▸ EXERCISE DESCRIPTION: Transcribe the listing word for word.

====

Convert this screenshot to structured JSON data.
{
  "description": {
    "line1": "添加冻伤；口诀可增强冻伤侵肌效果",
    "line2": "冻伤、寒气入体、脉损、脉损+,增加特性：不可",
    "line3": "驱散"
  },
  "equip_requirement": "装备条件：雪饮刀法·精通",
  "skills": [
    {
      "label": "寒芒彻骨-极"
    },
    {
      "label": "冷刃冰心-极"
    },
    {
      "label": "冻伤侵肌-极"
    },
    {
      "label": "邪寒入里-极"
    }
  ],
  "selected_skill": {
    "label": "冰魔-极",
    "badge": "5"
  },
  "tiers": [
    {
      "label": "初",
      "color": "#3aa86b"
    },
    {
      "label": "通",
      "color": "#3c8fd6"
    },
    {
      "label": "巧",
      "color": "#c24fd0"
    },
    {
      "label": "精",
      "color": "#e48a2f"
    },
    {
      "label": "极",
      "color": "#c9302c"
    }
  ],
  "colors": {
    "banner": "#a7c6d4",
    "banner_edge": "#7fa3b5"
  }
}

====

▸ SOLUTION TO THIS TASK:
Convert this screenshot to structured JSON data.
{
  "description": {
    "line1": "添加冻伤；口诀可增强冻伤侵肌效果",
    "line2": "冻伤、寒气入体、脉损、脉损+,增加特性：不可",
    "line3": "驱散"
  },
  "equip_requirement": "装备条件：雪饮刀法·精通",
  "skills": [
    {
      "label": "寒芒彻骨-极"
    },
    {
      "label": "冷刃冰心-极"
    },
    {
      "label": "冻伤侵肌-极"
    },
    {
      "label": "邪寒入里-极"
    }
  ],
  "selected_skill": {
    "label": "冰魔-极",
    "badge": "5"
  },
  "tiers": [
    {
      "label": "初",
      "color": "#3aa86b"
    },
    {
      "label": "通",
      "color": "#3c8fd6"
    },
    {
      "label": "巧",
      "color": "#c24fd0"
    },
    {
      "label": "精",
      "color": "#e48a2f"
    },
    {
      "label": "极",
      "color": "#c9302c"
    }
  ],
  "colors": {
    "banner": "#a7c6d4",
    "banner_edge": "#7fa3b5"
  }
}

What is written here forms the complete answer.